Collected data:
---

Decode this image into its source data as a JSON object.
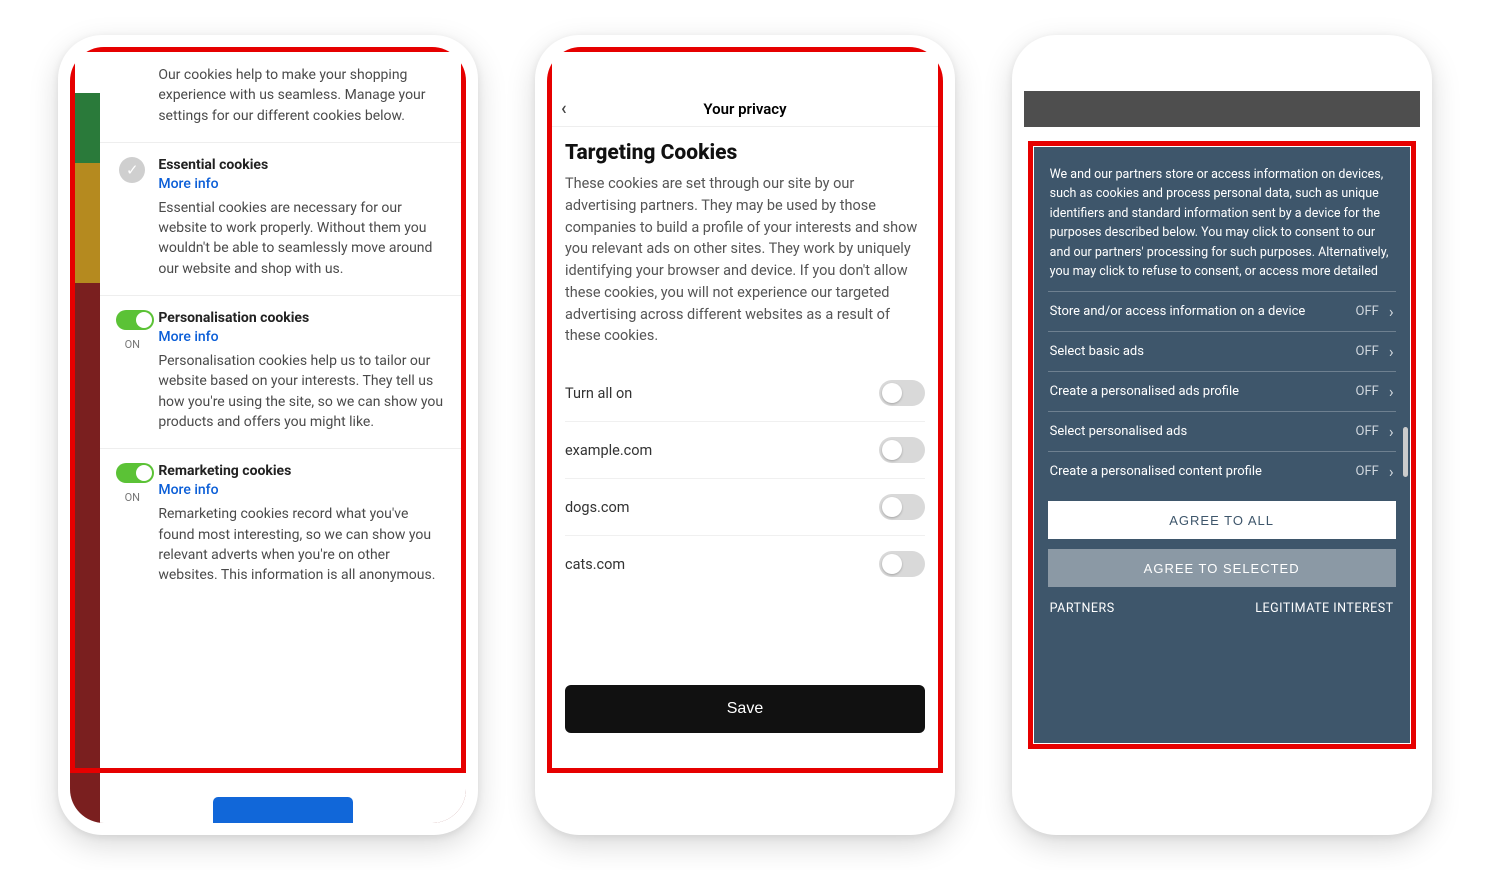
{
  "phone1": {
    "intro": "Our cookies help to make your shopping experience with us seamless. Manage your settings for our different cookies below.",
    "sections": [
      {
        "title": "Essential cookies",
        "more": "More info",
        "desc": "Essential cookies are necessary for our website to work properly. Without them you wouldn't be able to seamlessly move around our website and shop with us.",
        "locked": true
      },
      {
        "title": "Personalisation cookies",
        "more": "More info",
        "desc": "Personalisation cookies help us to tailor our website based on your interests. They tell us how you're using the site, so we can show you products and offers you might like.",
        "state_label": "ON"
      },
      {
        "title": "Remarketing cookies",
        "more": "More info",
        "desc": "Remarketing cookies record what you've found most interesting, so we can show you relevant adverts when you're on other websites. This information is all anonymous.",
        "state_label": "ON"
      }
    ]
  },
  "phone2": {
    "header": "Your privacy",
    "heading": "Targeting Cookies",
    "paragraph": "These cookies are set through our site by our advertising partners. They may be used by those companies to build a profile of your interests and show you relevant ads on other sites. They work by uniquely identifying your browser and device. If you don't allow these cookies, you will not experience our targeted advertising across different websites as a result of these cookies.",
    "turn_all": "Turn all on",
    "items": [
      "example.com",
      "dogs.com",
      "cats.com"
    ],
    "save": "Save"
  },
  "phone3": {
    "intro": "We and our partners store or access information on devices, such as cookies and process personal data, such as unique identifiers and standard information sent by a device for the purposes described below. You may click to consent to our and our partners' processing for such purposes. Alternatively, you may click to refuse to consent, or access more detailed",
    "off": "OFF",
    "items": [
      "Store and/or access information on a device",
      "Select basic ads",
      "Create a personalised ads profile",
      "Select personalised ads",
      "Create a personalised content profile"
    ],
    "agree_all": "AGREE TO ALL",
    "agree_selected": "AGREE TO SELECTED",
    "partners": "PARTNERS",
    "legit": "LEGITIMATE INTEREST"
  }
}
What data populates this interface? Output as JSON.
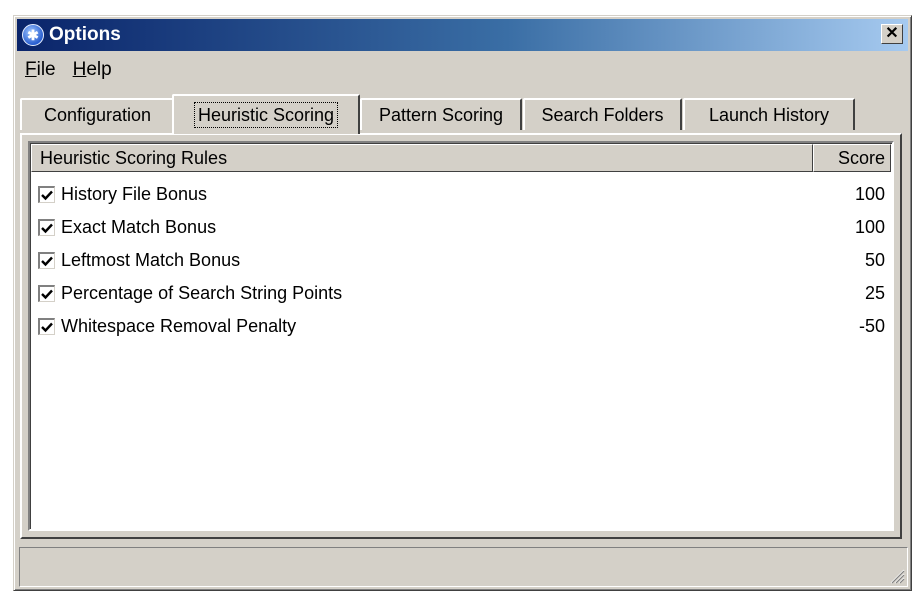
{
  "window": {
    "title": "Options",
    "close_label": "✕",
    "app_icon": "running-man-icon",
    "app_icon_glyph": "✱"
  },
  "menubar": {
    "items": [
      {
        "accel": "F",
        "rest": "ile"
      },
      {
        "accel": "H",
        "rest": "elp"
      }
    ]
  },
  "tabs": [
    {
      "label": "Configuration",
      "active": false
    },
    {
      "label": "Heuristic Scoring",
      "active": true
    },
    {
      "label": "Pattern Scoring",
      "active": false
    },
    {
      "label": "Search Folders",
      "active": false
    },
    {
      "label": "Launch History",
      "active": false
    }
  ],
  "list": {
    "columns": {
      "rules": "Heuristic Scoring Rules",
      "score": "Score"
    },
    "rows": [
      {
        "label": "History File Bonus",
        "score": "100",
        "checked": true
      },
      {
        "label": "Exact Match Bonus",
        "score": "100",
        "checked": true
      },
      {
        "label": "Leftmost Match Bonus",
        "score": "50",
        "checked": true
      },
      {
        "label": "Percentage of Search String Points",
        "score": "25",
        "checked": true
      },
      {
        "label": "Whitespace Removal Penalty",
        "score": "-50",
        "checked": true
      }
    ]
  },
  "statusbar": {
    "text": ""
  }
}
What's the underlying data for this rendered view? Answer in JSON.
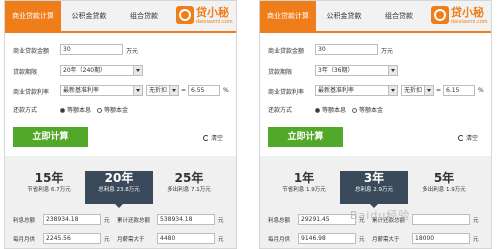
{
  "logo": {
    "name": "贷小秘",
    "domain": "daixiaomi.com"
  },
  "panels": [
    {
      "tabs": [
        "商业贷款计算",
        "公积金贷款",
        "组合贷款"
      ],
      "form": {
        "amount_label": "商业贷款金额",
        "amount_value": "30",
        "amount_unit": "万元",
        "term_label": "贷款期限",
        "term_value": "20年（240期）",
        "rate_label": "商业贷款利率",
        "rate_type": "最新基准利率",
        "discount": "无折扣",
        "rate_value": "6.55",
        "rate_unit": "%",
        "method_label": "还款方式",
        "method_options": [
          "等额本息",
          "等额本金"
        ]
      },
      "calc_label": "立即计算",
      "clear_label": "清空",
      "cards": [
        {
          "big": "15年",
          "small": "节省利息 6.7万元"
        },
        {
          "big": "20年",
          "small": "总利息 23.8万元"
        },
        {
          "big": "25年",
          "small": "多出利息 7.1万元"
        }
      ],
      "results": {
        "interest_label": "利息总额",
        "interest_value": "238934.18",
        "interest_unit": "元",
        "total_label": "累计还款总额",
        "total_value": "538934.18",
        "total_unit": "元",
        "monthly_label": "每月月供",
        "monthly_value": "2245.56",
        "monthly_unit": "元",
        "income_label": "月薪需大于",
        "income_value": "4480",
        "income_unit": "元"
      }
    },
    {
      "tabs": [
        "商业贷款计算",
        "公积金贷款",
        "组合贷款"
      ],
      "form": {
        "amount_label": "商业贷款金额",
        "amount_value": "30",
        "amount_unit": "万元",
        "term_label": "贷款期限",
        "term_value": "3年（36期）",
        "rate_label": "商业贷款利率",
        "rate_type": "最新基准利率",
        "discount": "无折扣",
        "rate_value": "6.15",
        "rate_unit": "%",
        "method_label": "还款方式",
        "method_options": [
          "等额本息",
          "等额本金"
        ]
      },
      "calc_label": "立即计算",
      "clear_label": "清空",
      "cards": [
        {
          "big": "1年",
          "small": "节省利息 1.9万元"
        },
        {
          "big": "3年",
          "small": "总利息 2.9万元"
        },
        {
          "big": "5年",
          "small": "多出利息 1.9万元"
        }
      ],
      "results": {
        "interest_label": "利息总额",
        "interest_value": "29291.45",
        "interest_unit": "元",
        "total_label": "累计还款总额",
        "total_value": "",
        "total_unit": "元",
        "monthly_label": "每月月供",
        "monthly_value": "9146.98",
        "monthly_unit": "元",
        "income_label": "月薪需大于",
        "income_value": "18000",
        "income_unit": "元"
      }
    }
  ],
  "watermark": "Baidu经验"
}
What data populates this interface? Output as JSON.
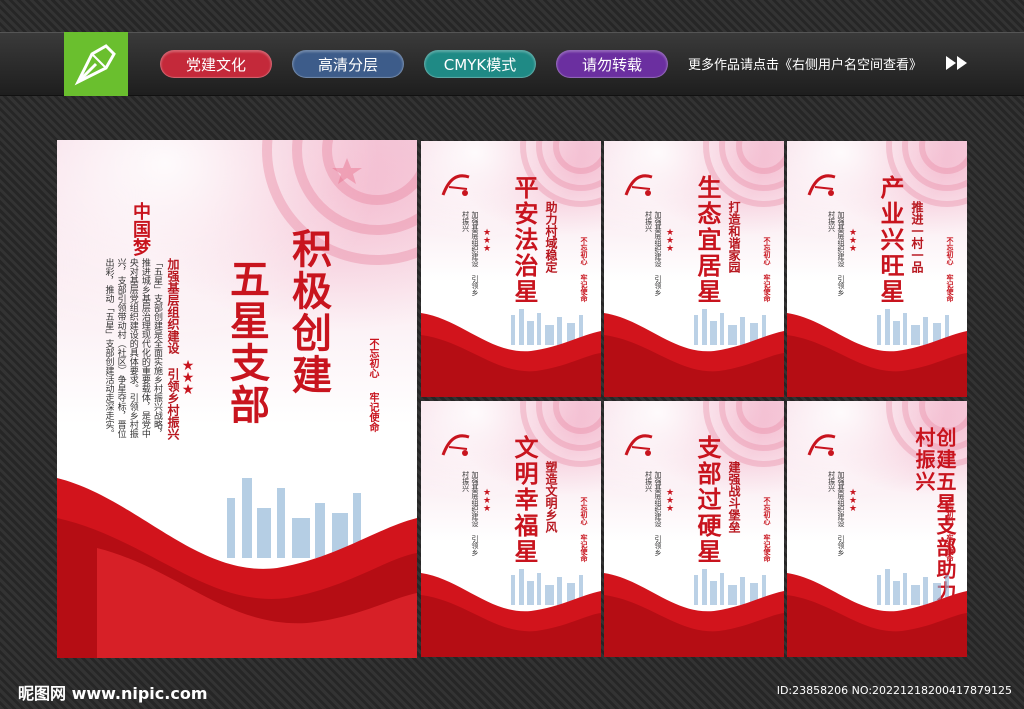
{
  "toolbar": {
    "tags": [
      {
        "label": "党建文化",
        "color": "#c4293a"
      },
      {
        "label": "高清分层",
        "color": "#3d5c8a"
      },
      {
        "label": "CMYK模式",
        "color": "#1f8a85"
      },
      {
        "label": "请勿转载",
        "color": "#6b2fa0"
      }
    ],
    "more_text": "更多作品请点击《右侧用户名空间查看》"
  },
  "colors": {
    "accent": "#c8141e",
    "logo_green": "#6abf2e"
  },
  "main_poster": {
    "logo_text": "中国梦",
    "title_line1": "积极创建",
    "title_line2": "五星支部",
    "sub_title": "加强基层组织建设 引领乡村振兴",
    "body": "「五星」支部创建是全面实施乡村振兴战略，推进城乡基层治理现代化的重要载体，是党中央对基层党组织建设的具体要求。引领乡村振兴，支部引领带动村（社区）争星夺标，晋位出彩，推动「五星」支部创建活动走深走实。",
    "stamp1": "不忘初心",
    "stamp2": "牢记使命"
  },
  "small_posters": [
    {
      "title": "平安法治星",
      "subtitle": "助力村域稳定"
    },
    {
      "title": "生态宜居星",
      "subtitle": "打造和谐家园"
    },
    {
      "title": "产业兴旺星",
      "subtitle": "推进一村一品"
    },
    {
      "title": "文明幸福星",
      "subtitle": "塑造文明乡风"
    },
    {
      "title": "支部过硬星",
      "subtitle": "建强战斗堡垒"
    },
    {
      "title": "创建五星支部助力乡村振兴",
      "subtitle": ""
    }
  ],
  "small_body": "加强基层组织建设 引领乡村振兴",
  "small_stamp": "不忘初心 牢记使命",
  "footer": {
    "site": "昵图网 www.nipic.com",
    "id": "ID:23858206 NO:20221218200417879125"
  }
}
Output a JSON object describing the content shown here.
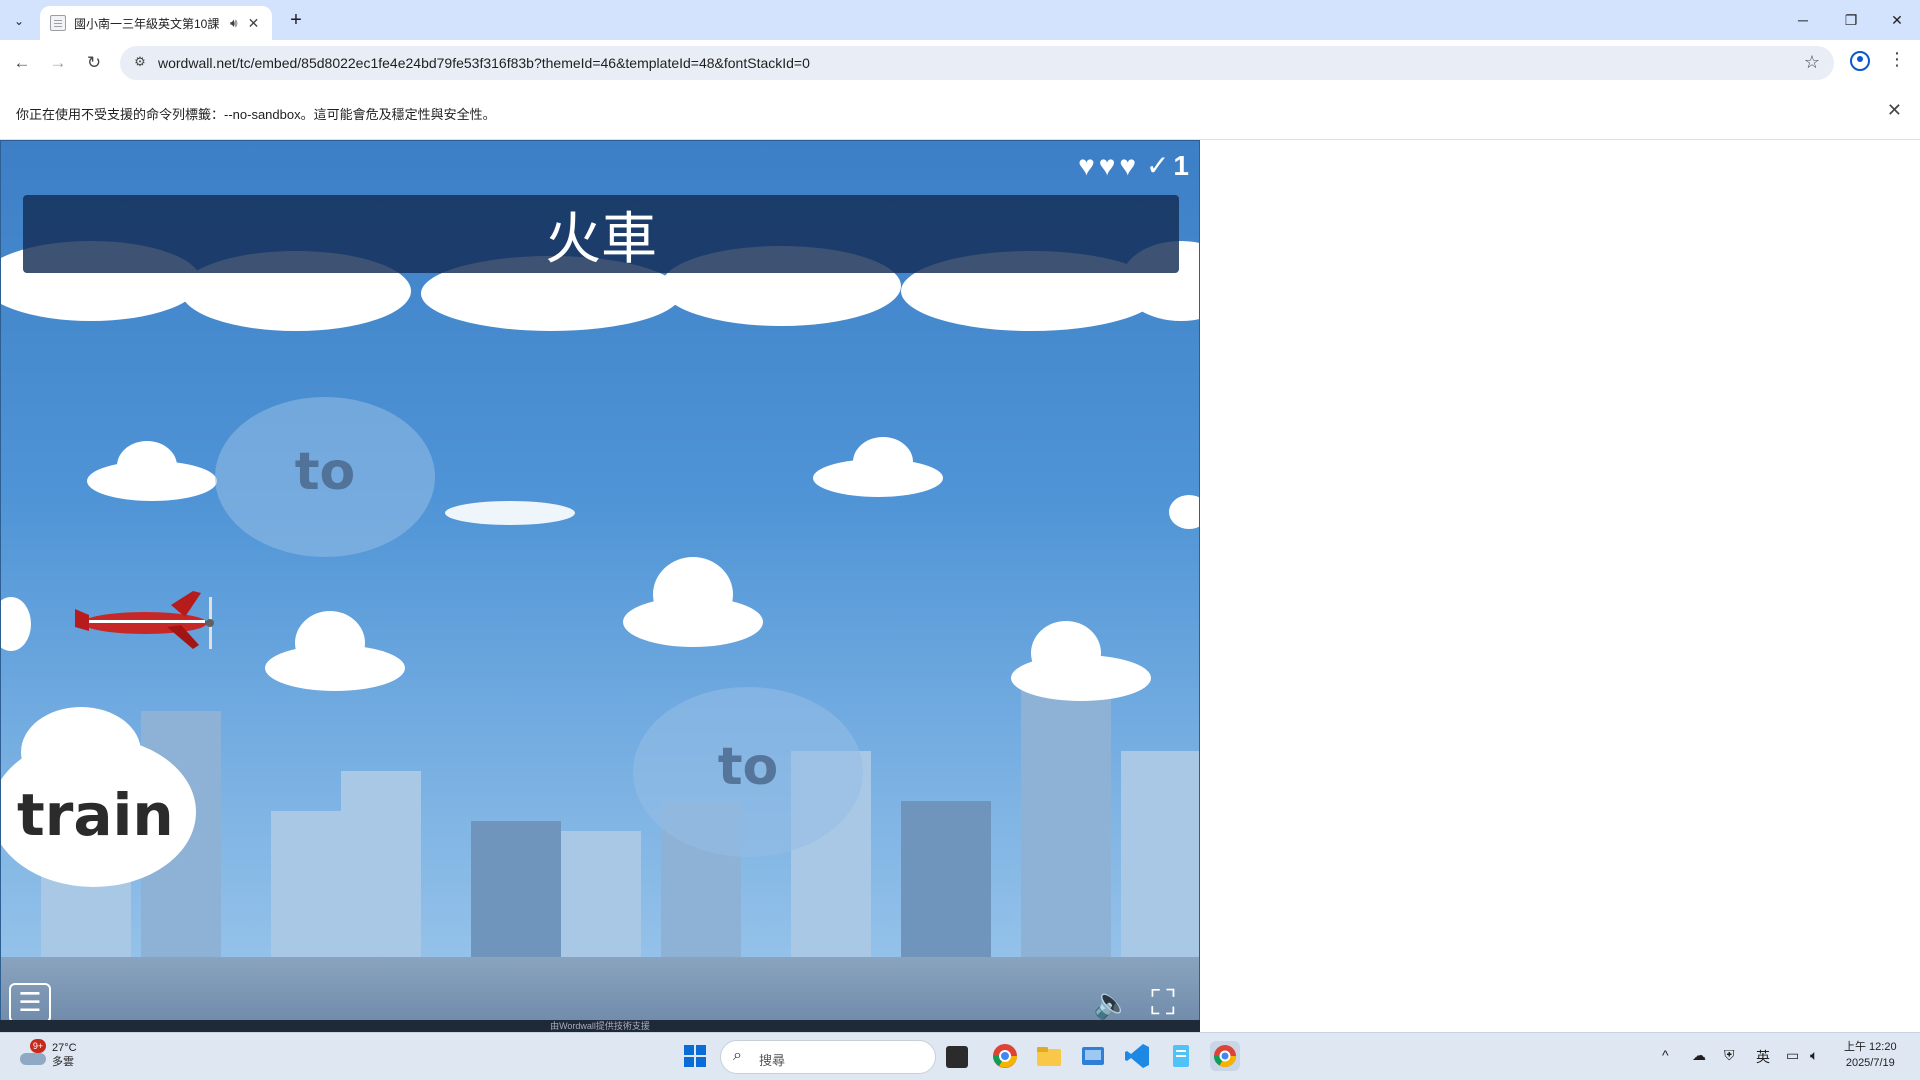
{
  "browser": {
    "tab": {
      "title": "國小南一三年級英文第10課",
      "audio_icon": "speaker-icon",
      "close_icon": "close-icon"
    },
    "new_tab_label": "+",
    "window_controls": {
      "minimize": "─",
      "restore": "❐",
      "close": "✕"
    },
    "nav": {
      "back": "←",
      "forward": "→",
      "reload": "↻"
    },
    "url": "wordwall.net/tc/embed/85d8022ec1fe4e24bd79fe53f316f83b?themeId=46&templateId=48&fontStackId=0",
    "bookmark_star": "☆",
    "menu": "⋮"
  },
  "infobar": {
    "message": "你正在使用不受支援的命令列標籤：--no-sandbox。這可能會危及穩定性與安全性。",
    "close": "✕"
  },
  "game": {
    "lives": [
      "♥",
      "♥",
      "♥"
    ],
    "check_mark": "✓",
    "score": "1",
    "prompt": "火車",
    "word_clouds": [
      {
        "text": "to"
      },
      {
        "text": "to"
      }
    ],
    "answer_word": "train",
    "menu_icon": "☰",
    "sound_icon": "🔈",
    "fullscreen_icon": "⛶",
    "credit": "由Wordwall提供技術支援"
  },
  "taskbar": {
    "weather": {
      "temp": "27°C",
      "condition": "多雲",
      "badge": "9+"
    },
    "search_placeholder": "搜尋",
    "tray": {
      "chevron": "^",
      "ime": "英"
    },
    "clock": {
      "time": "上午 12:20",
      "date": "2025/7/19"
    }
  },
  "colors": {
    "tabstrip": "#d3e3fd",
    "sky": "#4f94d6",
    "prompt_bg": "#142d55",
    "plane": "#c62828"
  }
}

---

• **TASK GOAL**
Track down the lines that include the word "subtitle" and copy them.

• **SOLUTION TO THE PROBLEM**
      "subtitle": "助力村域稳定"
      "subtitle": "打造和谐家园"
      "subtitle": "推进一村一品"
      "subtitle": "塑造文明乡风"
      "subtitle": "建强战斗堡垒"
      "subtitle": ""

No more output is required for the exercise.